Records from a collection:
-------------------------

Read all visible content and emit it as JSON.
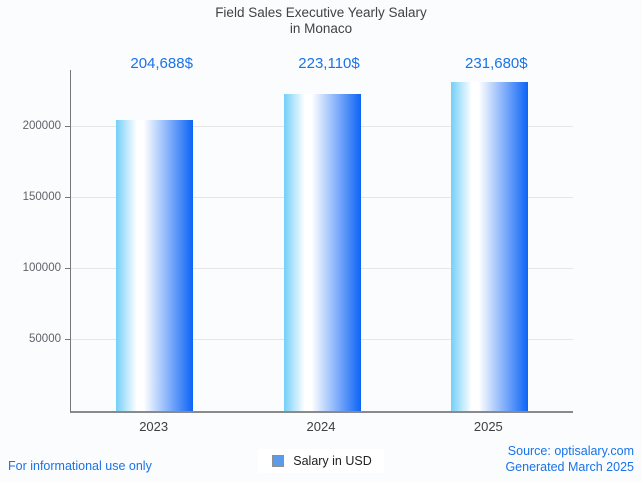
{
  "title": {
    "line1": "Field Sales Executive Yearly Salary",
    "line2": "in Monaco"
  },
  "legend": {
    "label": "Salary in USD"
  },
  "footer": {
    "disclaimer": "For informational use only",
    "source": "Source: optisalary.com",
    "generated": "Generated March 2025"
  },
  "colors": {
    "accent": "#1a73e8",
    "title_text": "#424242",
    "axis_line": "#787878",
    "grid": "#e6e6e6",
    "tick_label": "#5f6368",
    "bar_gradient_left": "#74cff8",
    "bar_gradient_mid": "#ffffff",
    "bar_gradient_right": "#0c64f6",
    "legend_square": "#5c9bea",
    "background": "#fafcfe"
  },
  "chart_data": {
    "type": "bar",
    "title": "Field Sales Executive Yearly Salary in Monaco",
    "categories": [
      "2023",
      "2024",
      "2025"
    ],
    "values": [
      204688,
      223110,
      231680
    ],
    "value_labels": [
      "204,688$",
      "223,110$",
      "231,680$"
    ],
    "series_name": "Salary in USD",
    "xlabel": "",
    "ylabel": "",
    "yticks": [
      50000,
      100000,
      150000,
      200000
    ],
    "ylim": [
      0,
      240000
    ],
    "grid": true,
    "legend_position": "bottom"
  }
}
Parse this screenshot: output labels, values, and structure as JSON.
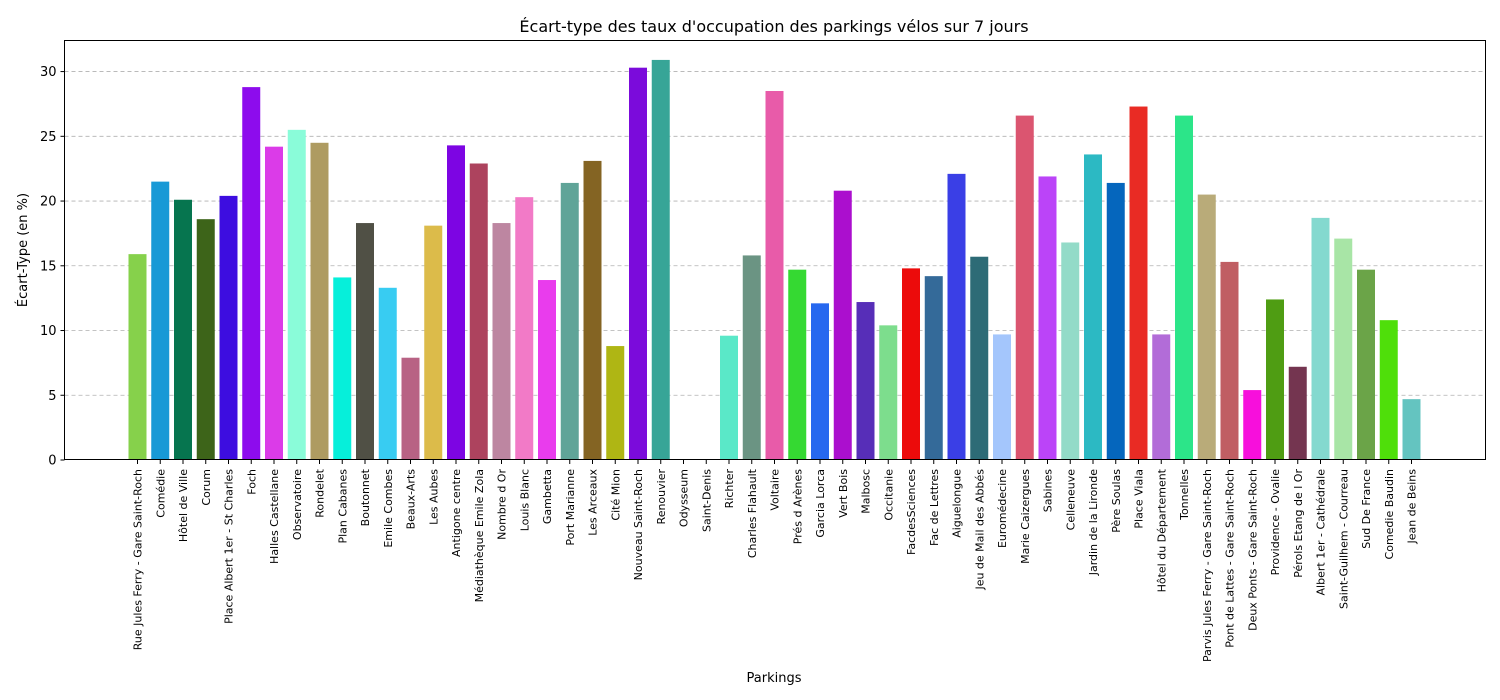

-------------------------

• **GIVEN INSTRUCTION**:
Pull out all lines from the entries above that include the word "Yearly".

• **THE RESPONSE**:
    "line1": "Field Sales Executive Yearly Salary",
    "title": "Field Sales Executive Yearly Salary in Monaco",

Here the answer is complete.